- Set task: Would you return all of this data exactly, leaving nothing out?
>> Start Exercise materials
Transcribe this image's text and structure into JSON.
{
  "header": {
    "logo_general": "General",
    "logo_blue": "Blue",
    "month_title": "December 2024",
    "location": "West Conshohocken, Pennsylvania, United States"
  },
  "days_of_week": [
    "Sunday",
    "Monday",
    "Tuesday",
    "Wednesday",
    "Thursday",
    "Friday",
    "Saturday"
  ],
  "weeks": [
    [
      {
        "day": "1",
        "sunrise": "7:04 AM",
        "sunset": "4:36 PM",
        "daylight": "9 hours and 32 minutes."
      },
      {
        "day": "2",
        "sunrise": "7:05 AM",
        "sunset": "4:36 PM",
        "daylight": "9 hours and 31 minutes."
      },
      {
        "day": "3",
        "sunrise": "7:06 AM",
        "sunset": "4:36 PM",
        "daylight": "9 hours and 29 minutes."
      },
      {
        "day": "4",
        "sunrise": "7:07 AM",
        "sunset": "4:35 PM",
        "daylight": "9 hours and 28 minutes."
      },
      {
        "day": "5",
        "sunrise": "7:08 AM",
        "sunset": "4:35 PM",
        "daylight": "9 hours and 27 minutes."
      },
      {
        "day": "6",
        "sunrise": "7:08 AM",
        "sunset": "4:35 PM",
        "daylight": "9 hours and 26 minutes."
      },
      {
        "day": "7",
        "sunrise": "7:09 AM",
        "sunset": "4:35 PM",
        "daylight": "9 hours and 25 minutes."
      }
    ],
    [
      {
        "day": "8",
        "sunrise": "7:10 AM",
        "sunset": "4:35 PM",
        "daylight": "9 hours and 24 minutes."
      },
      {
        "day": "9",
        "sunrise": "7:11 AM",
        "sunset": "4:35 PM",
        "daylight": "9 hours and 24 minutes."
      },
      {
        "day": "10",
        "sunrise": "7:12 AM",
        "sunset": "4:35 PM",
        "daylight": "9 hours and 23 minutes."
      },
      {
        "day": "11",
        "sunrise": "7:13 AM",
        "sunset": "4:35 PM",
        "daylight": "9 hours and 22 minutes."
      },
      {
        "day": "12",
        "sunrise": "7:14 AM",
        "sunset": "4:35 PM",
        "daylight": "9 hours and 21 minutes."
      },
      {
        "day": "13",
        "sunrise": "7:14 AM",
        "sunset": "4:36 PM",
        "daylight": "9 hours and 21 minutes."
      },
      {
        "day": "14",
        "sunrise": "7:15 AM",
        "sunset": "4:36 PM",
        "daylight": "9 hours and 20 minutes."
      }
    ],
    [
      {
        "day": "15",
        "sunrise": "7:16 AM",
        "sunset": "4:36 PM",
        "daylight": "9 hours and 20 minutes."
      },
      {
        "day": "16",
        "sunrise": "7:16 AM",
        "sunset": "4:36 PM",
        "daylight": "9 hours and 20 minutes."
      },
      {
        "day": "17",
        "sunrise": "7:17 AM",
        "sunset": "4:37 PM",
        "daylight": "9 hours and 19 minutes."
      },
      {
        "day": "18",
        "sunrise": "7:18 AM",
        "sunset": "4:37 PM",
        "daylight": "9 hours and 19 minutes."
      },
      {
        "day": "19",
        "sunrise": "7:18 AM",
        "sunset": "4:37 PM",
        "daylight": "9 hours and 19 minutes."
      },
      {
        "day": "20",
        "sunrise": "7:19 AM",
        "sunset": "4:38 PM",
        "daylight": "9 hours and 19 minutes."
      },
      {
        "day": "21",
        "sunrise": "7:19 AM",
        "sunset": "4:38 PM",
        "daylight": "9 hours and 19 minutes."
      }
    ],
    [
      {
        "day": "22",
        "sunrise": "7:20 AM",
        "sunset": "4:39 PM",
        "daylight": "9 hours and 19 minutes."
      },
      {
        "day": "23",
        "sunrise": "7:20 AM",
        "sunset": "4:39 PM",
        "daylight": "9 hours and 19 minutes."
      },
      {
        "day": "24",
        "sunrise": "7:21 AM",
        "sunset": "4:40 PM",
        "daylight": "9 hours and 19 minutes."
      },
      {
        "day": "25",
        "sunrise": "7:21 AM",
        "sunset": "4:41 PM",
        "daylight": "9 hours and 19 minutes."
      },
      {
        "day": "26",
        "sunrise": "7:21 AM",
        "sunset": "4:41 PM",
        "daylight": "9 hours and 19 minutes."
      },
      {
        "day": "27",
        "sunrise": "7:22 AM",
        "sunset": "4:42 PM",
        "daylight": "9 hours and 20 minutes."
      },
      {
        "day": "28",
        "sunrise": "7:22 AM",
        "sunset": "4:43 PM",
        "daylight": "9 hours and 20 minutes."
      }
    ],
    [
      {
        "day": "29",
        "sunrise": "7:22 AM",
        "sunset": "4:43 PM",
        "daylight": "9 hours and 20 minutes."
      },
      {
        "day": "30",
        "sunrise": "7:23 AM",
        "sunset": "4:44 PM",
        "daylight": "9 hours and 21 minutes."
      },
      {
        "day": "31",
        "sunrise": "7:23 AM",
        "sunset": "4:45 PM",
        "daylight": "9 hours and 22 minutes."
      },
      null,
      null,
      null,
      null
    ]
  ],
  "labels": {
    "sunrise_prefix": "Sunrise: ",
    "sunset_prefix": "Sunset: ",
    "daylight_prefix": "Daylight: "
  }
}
>> End Exercise materials
- Result of the task:
Transcribe this image's text and structure into JSON.
{
  "header": {
    "logo_general": "General",
    "logo_blue": "Blue",
    "month_title": "December 2024",
    "location": "West Conshohocken, Pennsylvania, United States"
  },
  "days_of_week": [
    "Sunday",
    "Monday",
    "Tuesday",
    "Wednesday",
    "Thursday",
    "Friday",
    "Saturday"
  ],
  "weeks": [
    [
      {
        "day": "1",
        "sunrise": "7:04 AM",
        "sunset": "4:36 PM",
        "daylight": "9 hours and 32 minutes."
      },
      {
        "day": "2",
        "sunrise": "7:05 AM",
        "sunset": "4:36 PM",
        "daylight": "9 hours and 31 minutes."
      },
      {
        "day": "3",
        "sunrise": "7:06 AM",
        "sunset": "4:36 PM",
        "daylight": "9 hours and 29 minutes."
      },
      {
        "day": "4",
        "sunrise": "7:07 AM",
        "sunset": "4:35 PM",
        "daylight": "9 hours and 28 minutes."
      },
      {
        "day": "5",
        "sunrise": "7:08 AM",
        "sunset": "4:35 PM",
        "daylight": "9 hours and 27 minutes."
      },
      {
        "day": "6",
        "sunrise": "7:08 AM",
        "sunset": "4:35 PM",
        "daylight": "9 hours and 26 minutes."
      },
      {
        "day": "7",
        "sunrise": "7:09 AM",
        "sunset": "4:35 PM",
        "daylight": "9 hours and 25 minutes."
      }
    ],
    [
      {
        "day": "8",
        "sunrise": "7:10 AM",
        "sunset": "4:35 PM",
        "daylight": "9 hours and 24 minutes."
      },
      {
        "day": "9",
        "sunrise": "7:11 AM",
        "sunset": "4:35 PM",
        "daylight": "9 hours and 24 minutes."
      },
      {
        "day": "10",
        "sunrise": "7:12 AM",
        "sunset": "4:35 PM",
        "daylight": "9 hours and 23 minutes."
      },
      {
        "day": "11",
        "sunrise": "7:13 AM",
        "sunset": "4:35 PM",
        "daylight": "9 hours and 22 minutes."
      },
      {
        "day": "12",
        "sunrise": "7:14 AM",
        "sunset": "4:35 PM",
        "daylight": "9 hours and 21 minutes."
      },
      {
        "day": "13",
        "sunrise": "7:14 AM",
        "sunset": "4:36 PM",
        "daylight": "9 hours and 21 minutes."
      },
      {
        "day": "14",
        "sunrise": "7:15 AM",
        "sunset": "4:36 PM",
        "daylight": "9 hours and 20 minutes."
      }
    ],
    [
      {
        "day": "15",
        "sunrise": "7:16 AM",
        "sunset": "4:36 PM",
        "daylight": "9 hours and 20 minutes."
      },
      {
        "day": "16",
        "sunrise": "7:16 AM",
        "sunset": "4:36 PM",
        "daylight": "9 hours and 20 minutes."
      },
      {
        "day": "17",
        "sunrise": "7:17 AM",
        "sunset": "4:37 PM",
        "daylight": "9 hours and 19 minutes."
      },
      {
        "day": "18",
        "sunrise": "7:18 AM",
        "sunset": "4:37 PM",
        "daylight": "9 hours and 19 minutes."
      },
      {
        "day": "19",
        "sunrise": "7:18 AM",
        "sunset": "4:37 PM",
        "daylight": "9 hours and 19 minutes."
      },
      {
        "day": "20",
        "sunrise": "7:19 AM",
        "sunset": "4:38 PM",
        "daylight": "9 hours and 19 minutes."
      },
      {
        "day": "21",
        "sunrise": "7:19 AM",
        "sunset": "4:38 PM",
        "daylight": "9 hours and 19 minutes."
      }
    ],
    [
      {
        "day": "22",
        "sunrise": "7:20 AM",
        "sunset": "4:39 PM",
        "daylight": "9 hours and 19 minutes."
      },
      {
        "day": "23",
        "sunrise": "7:20 AM",
        "sunset": "4:39 PM",
        "daylight": "9 hours and 19 minutes."
      },
      {
        "day": "24",
        "sunrise": "7:21 AM",
        "sunset": "4:40 PM",
        "daylight": "9 hours and 19 minutes."
      },
      {
        "day": "25",
        "sunrise": "7:21 AM",
        "sunset": "4:41 PM",
        "daylight": "9 hours and 19 minutes."
      },
      {
        "day": "26",
        "sunrise": "7:21 AM",
        "sunset": "4:41 PM",
        "daylight": "9 hours and 19 minutes."
      },
      {
        "day": "27",
        "sunrise": "7:22 AM",
        "sunset": "4:42 PM",
        "daylight": "9 hours and 20 minutes."
      },
      {
        "day": "28",
        "sunrise": "7:22 AM",
        "sunset": "4:43 PM",
        "daylight": "9 hours and 20 minutes."
      }
    ],
    [
      {
        "day": "29",
        "sunrise": "7:22 AM",
        "sunset": "4:43 PM",
        "daylight": "9 hours and 20 minutes."
      },
      {
        "day": "30",
        "sunrise": "7:23 AM",
        "sunset": "4:44 PM",
        "daylight": "9 hours and 21 minutes."
      },
      {
        "day": "31",
        "sunrise": "7:23 AM",
        "sunset": "4:45 PM",
        "daylight": "9 hours and 22 minutes."
      },
      null,
      null,
      null,
      null
    ]
  ],
  "labels": {
    "sunrise_prefix": "Sunrise: ",
    "sunset_prefix": "Sunset: ",
    "daylight_prefix": "Daylight: "
  }
}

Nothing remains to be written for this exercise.